__What is expected__:
Tally up the lines carrying the string "name" and respond with only the resulting number.

__Excerpted records__:
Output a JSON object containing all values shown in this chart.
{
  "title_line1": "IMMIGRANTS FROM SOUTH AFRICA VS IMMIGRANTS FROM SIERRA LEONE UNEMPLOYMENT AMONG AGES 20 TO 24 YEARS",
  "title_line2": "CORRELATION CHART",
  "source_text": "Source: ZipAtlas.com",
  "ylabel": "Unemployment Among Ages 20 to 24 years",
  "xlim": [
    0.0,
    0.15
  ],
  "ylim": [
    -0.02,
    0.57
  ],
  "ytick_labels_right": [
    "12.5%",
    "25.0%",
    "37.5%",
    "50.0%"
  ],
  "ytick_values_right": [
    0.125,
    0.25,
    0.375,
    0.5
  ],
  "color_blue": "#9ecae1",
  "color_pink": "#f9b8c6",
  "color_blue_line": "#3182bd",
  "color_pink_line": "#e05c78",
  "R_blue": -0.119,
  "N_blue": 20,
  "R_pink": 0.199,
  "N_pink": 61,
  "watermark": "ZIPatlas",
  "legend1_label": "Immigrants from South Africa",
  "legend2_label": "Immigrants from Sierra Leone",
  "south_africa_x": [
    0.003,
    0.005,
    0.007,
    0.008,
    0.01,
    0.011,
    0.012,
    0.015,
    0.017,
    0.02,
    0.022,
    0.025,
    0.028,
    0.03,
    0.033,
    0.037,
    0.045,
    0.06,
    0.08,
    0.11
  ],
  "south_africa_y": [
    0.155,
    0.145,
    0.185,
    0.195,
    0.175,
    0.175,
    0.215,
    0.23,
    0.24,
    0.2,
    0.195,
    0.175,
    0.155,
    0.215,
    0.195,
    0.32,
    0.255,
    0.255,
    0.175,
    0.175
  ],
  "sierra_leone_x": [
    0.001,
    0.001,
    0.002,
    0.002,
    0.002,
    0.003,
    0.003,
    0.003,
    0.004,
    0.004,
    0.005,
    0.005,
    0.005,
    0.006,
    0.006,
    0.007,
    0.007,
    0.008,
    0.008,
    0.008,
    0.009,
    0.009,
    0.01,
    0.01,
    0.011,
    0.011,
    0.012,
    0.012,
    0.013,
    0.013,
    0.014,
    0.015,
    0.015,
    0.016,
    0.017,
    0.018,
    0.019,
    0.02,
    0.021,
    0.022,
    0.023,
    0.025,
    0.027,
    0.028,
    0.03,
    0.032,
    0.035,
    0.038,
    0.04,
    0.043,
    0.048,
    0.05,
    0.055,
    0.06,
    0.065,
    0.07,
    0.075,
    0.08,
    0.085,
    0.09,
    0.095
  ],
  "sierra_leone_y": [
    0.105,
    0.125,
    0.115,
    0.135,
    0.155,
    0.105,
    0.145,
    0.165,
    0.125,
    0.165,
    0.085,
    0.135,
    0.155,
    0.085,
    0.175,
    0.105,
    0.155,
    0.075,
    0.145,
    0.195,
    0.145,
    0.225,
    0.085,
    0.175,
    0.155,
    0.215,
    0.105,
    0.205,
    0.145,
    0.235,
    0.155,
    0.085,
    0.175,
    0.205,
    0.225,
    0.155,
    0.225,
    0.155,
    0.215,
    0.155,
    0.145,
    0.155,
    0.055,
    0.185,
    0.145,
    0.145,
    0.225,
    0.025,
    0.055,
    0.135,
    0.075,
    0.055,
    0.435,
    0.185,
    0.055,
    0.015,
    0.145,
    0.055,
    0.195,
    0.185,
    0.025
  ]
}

* * *

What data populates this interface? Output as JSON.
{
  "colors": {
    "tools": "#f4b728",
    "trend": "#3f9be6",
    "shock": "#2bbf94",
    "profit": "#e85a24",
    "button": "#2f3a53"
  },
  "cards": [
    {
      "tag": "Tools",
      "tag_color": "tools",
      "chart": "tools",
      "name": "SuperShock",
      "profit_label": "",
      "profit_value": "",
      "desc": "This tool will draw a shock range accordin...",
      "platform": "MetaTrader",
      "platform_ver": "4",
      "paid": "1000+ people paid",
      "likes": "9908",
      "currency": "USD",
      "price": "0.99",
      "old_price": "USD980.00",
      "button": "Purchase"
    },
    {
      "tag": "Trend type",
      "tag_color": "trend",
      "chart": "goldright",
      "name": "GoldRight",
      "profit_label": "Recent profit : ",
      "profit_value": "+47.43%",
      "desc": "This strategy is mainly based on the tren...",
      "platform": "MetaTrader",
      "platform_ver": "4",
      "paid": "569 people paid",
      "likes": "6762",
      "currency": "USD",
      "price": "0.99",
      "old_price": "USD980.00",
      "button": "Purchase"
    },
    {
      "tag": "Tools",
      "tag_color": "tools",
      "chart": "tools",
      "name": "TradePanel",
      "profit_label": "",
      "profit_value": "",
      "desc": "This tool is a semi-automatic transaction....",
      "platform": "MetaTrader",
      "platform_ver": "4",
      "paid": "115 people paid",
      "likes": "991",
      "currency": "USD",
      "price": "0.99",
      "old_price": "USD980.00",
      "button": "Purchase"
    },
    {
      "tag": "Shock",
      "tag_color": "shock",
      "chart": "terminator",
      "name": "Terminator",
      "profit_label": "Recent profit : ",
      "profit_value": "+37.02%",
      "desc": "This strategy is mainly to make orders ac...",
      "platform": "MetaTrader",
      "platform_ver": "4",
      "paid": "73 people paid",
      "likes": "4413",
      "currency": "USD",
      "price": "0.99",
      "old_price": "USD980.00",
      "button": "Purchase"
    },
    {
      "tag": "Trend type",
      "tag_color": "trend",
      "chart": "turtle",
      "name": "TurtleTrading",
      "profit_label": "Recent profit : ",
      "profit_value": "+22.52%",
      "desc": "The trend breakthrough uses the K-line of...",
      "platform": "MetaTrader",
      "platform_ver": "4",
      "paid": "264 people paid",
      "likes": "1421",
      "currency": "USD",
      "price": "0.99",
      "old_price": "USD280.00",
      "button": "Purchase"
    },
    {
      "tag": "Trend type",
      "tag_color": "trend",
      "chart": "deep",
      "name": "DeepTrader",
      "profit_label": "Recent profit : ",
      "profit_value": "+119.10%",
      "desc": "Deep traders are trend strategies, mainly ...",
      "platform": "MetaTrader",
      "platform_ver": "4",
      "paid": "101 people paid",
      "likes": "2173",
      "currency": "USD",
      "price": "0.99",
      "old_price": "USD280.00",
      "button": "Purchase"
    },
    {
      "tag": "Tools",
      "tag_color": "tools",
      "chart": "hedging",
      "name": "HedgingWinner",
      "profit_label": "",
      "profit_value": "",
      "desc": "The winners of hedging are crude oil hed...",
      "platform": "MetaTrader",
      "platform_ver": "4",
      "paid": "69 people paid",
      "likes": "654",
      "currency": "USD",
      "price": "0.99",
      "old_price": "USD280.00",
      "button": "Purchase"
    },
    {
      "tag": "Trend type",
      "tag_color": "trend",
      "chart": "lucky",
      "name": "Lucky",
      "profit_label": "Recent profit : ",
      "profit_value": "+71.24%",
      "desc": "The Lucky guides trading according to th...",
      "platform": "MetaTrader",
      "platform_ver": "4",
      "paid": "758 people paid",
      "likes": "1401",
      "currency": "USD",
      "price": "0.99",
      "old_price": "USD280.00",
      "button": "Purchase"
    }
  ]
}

---

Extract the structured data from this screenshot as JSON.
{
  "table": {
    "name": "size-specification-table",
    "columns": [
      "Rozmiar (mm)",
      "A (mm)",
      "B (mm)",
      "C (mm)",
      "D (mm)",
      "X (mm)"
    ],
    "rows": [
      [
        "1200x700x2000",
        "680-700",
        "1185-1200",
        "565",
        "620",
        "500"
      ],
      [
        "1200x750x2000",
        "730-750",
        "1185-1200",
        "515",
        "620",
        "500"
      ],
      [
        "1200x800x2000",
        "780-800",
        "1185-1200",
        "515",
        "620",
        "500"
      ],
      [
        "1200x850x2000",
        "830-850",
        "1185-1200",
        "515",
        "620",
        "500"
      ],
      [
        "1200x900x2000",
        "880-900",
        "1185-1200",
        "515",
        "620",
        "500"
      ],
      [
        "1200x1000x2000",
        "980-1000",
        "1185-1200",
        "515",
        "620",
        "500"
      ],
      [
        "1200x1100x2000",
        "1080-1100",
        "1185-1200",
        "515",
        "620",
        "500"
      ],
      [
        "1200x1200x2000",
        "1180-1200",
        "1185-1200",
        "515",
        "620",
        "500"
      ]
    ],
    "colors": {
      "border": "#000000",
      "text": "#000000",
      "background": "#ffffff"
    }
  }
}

__Output of the exercise__:
9